Write out the whole of the material exactly.

• [Supplied information]
******

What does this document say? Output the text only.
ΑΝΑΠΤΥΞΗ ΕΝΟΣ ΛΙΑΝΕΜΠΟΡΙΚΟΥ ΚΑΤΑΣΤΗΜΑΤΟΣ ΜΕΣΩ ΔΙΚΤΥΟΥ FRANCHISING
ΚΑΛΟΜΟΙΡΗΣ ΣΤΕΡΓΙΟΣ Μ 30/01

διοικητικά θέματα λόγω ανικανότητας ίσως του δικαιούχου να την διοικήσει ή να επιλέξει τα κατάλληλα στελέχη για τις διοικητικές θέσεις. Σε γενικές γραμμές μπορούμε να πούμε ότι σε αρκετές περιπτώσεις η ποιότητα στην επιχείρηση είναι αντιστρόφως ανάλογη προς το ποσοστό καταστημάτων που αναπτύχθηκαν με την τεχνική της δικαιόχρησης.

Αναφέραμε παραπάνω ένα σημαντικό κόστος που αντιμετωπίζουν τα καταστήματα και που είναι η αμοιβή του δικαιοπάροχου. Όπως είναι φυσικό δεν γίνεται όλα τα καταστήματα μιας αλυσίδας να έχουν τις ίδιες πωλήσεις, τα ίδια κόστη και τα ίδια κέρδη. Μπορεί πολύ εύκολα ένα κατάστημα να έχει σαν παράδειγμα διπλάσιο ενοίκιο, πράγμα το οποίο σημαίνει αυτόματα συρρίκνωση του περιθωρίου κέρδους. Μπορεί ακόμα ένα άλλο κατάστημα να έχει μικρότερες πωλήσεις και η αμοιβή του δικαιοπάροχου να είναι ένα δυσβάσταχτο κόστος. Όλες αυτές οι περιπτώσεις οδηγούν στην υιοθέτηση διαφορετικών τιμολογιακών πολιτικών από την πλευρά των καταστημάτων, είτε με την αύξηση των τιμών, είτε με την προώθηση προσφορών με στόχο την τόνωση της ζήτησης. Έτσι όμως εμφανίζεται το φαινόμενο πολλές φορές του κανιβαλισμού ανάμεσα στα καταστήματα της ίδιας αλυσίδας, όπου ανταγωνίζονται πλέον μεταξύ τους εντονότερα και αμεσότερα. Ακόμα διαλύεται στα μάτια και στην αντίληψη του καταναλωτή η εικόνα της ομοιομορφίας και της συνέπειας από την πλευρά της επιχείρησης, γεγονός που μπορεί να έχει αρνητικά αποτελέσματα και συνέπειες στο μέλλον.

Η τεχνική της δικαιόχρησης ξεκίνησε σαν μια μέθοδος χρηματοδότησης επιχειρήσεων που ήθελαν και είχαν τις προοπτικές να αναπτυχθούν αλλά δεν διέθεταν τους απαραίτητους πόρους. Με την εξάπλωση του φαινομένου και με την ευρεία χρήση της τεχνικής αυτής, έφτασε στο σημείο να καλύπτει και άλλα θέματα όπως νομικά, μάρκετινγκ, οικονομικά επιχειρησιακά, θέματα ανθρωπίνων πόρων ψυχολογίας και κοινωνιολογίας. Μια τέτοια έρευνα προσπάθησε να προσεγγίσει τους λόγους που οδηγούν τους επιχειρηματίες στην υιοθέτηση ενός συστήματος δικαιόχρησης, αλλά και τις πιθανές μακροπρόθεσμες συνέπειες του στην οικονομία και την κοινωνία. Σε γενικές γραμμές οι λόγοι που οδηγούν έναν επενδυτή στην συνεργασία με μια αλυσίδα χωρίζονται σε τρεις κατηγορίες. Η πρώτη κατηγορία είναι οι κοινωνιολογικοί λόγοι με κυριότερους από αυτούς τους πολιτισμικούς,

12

******

• [Response below]
What does this document say? Output the text only.
ΑΝΑΠΤΥΞΗ ΕΝΟΣ ΛΙΑΝΕΜΠΟΡΙΚΟΥ ΚΑΤΑΣΤΗΜΑΤΟΣ ΜΕΣΩ ΔΙΚΤΥΟΥ FRANCHISING
ΚΑΛΟΜΟΙΡΗΣ ΣΤΕΡΓΙΟΣ Μ 30/01

διοικητικά θέματα λόγω ανικανότητας ίσως του δικαιούχου να την διοικήσει ή να επιλέξει τα κατάλληλα στελέχη για τις διοικητικές θέσεις. Σε γενικές γραμμές μπορούμε να πούμε ότι σε αρκετές περιπτώσεις η ποιότητα στην επιχείρηση είναι αντιστρόφως ανάλογη προς το ποσοστό καταστημάτων που αναπτύχθηκαν με την τεχνική της δικαιόχρησης.

Αναφέραμε παραπάνω ένα σημαντικό κόστος που αντιμετωπίζουν τα καταστήματα και που είναι η αμοιβή του δικαιοπάροχου. Όπως είναι φυσικό δεν γίνεται όλα τα καταστήματα μιας αλυσίδας να έχουν τις ίδιες πωλήσεις, τα ίδια κόστη και τα ίδια κέρδη. Μπορεί πολύ εύκολα ένα κατάστημα να έχει σαν παράδειγμα διπλάσιο ενοίκιο, πράγμα το οποίο σημαίνει αυτόματα συρρίκνωση του περιθωρίου κέρδους. Μπορεί ακόμα ένα άλλο κατάστημα να έχει μικρότερες πωλήσεις και η αμοιβή του δικαιοπάροχου να είναι ένα δυσβάσταχτο κόστος. Όλες αυτές οι περιπτώσεις οδηγούν στην υιοθέτηση διαφορετικών τιμολογιακών πολιτικών από την πλευρά των καταστημάτων, είτε με την αύξηση των τιμών, είτε με την προώθηση προσφορών με στόχο την τόνωση της ζήτησης. Έτσι όμως εμφανίζεται το φαινόμενο πολλές φορές του κανιβαλισμού ανάμεσα στα καταστήματα της ίδιας αλυσίδας, όπου ανταγωνίζονται πλέον μεταξύ τους εντονότερα και αμεσότερα. Ακόμα διαλύεται στα μάτια και στην αντίληψη του καταναλωτή η εικόνα της ομοιομορφίας και της συνέπειας από την πλευρά της επιχείρησης, γεγονός που μπορεί να έχει αρνητικά αποτελέσματα και συνέπειες στο μέλλον.

Η τεχνική της δικαιόχρησης ξεκίνησε σαν μια μέθοδος χρηματοδότησης επιχειρήσεων που ήθελαν και είχαν τις προοπτικές να αναπτυχθούν αλλά δεν διέθεταν τους απαραίτητους πόρους. Με την εξάπλωση του φαινομένου και με την ευρεία χρήση της τεχνικής αυτής, έφτασε στο σημείο να καλύπτει και άλλα θέματα όπως νομικά, μάρκετινγκ, οικονομικά επιχειρησιακά, θέματα ανθρωπίνων πόρων ψυχολογίας και κοινωνιολογίας. Μια τέτοια έρευνα προσπάθησε να προσεγγίσει τους λόγους που οδηγούν τους επιχειρηματίες στην υιοθέτηση ενός συστήματος δικαιόχρησης, αλλά και τις πιθανές μακροπρόθεσμες συνέπειες του στην οικονομία και την κοινωνία. Σε γενικές γραμμές οι λόγοι που οδηγούν έναν επενδυτή στην συνεργασία με μια αλυσίδα χωρίζονται σε τρεις κατηγορίες. Η πρώτη κατηγορία είναι οι κοινωνιολογικοί λόγοι με κυριότερους από αυτούς τους πολιτισμικούς,

12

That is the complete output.